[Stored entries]
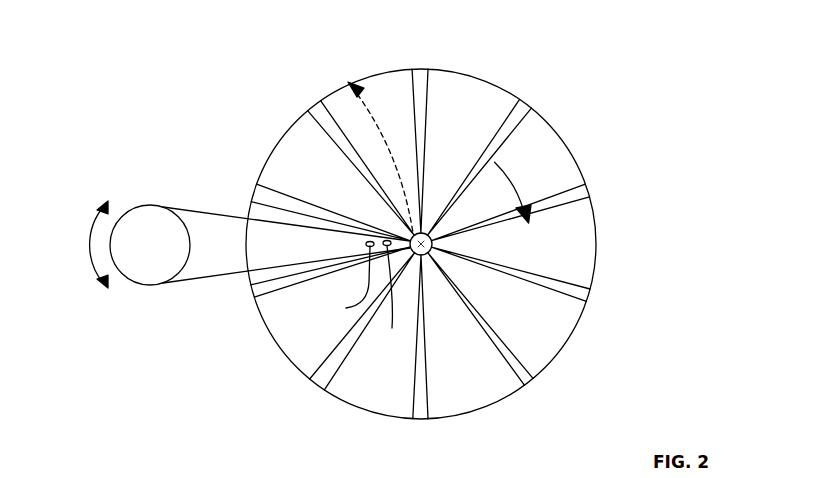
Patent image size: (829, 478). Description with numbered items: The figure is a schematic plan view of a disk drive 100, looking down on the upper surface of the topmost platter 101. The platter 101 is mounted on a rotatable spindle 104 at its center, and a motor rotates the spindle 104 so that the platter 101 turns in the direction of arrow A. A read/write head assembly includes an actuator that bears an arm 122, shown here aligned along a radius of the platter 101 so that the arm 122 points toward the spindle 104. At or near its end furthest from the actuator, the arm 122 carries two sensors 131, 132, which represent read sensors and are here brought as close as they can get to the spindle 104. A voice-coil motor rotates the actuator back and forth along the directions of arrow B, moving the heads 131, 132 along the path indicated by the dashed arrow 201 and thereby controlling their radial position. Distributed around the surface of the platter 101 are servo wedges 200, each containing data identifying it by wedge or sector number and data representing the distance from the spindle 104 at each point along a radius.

The disk drive 100 is at (177, 41).
The platter 101 is at (361, 78).
The spindle 104 is at (427, 232).
The arm 122 is at (177, 210).
The sensor 131 is at (389, 296).
The sensor 132 is at (338, 282).
The servo wedge 200 is at (420, 80).
The dashed arrow 201 is at (388, 138).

WHAT IS BEING ASKED:
Show every line of the records that contains the string "dashed". Case counts.

REPLY TO THE EXERCISE:
Patent image size: (829, 478). Description with numbered items: The figure is a schematic plan view of a disk drive 100, looking down on the upper surface of the topmost platter 101. The platter 101 is mounted on a rotatable spindle 104 at its center, and a motor rotates the spindle 104 so that the platter 101 turns in the direction of arrow A. A read/write head assembly includes an actuator that bears an arm 122, shown here aligned along a radius of the platter 101 so that the arm 122 points toward the spindle 104. At or near its end furthest from the actuator, the arm 122 carries two sensors 131, 132, which represent read sensors and are here brought as close as they can get to the spindle 104. A voice-coil motor rotates the actuator back and forth along the directions of arrow B, moving the heads 131, 132 along the path indicated by the dashed arrow 201 and thereby controlling their radial position. Distributed around the surface of the platter 101 are servo wedges 200, each containing data identifying it by wedge or sector number and data representing the distance from the spindle 104 at each point along a radius.
The dashed arrow 201 is at (388, 138).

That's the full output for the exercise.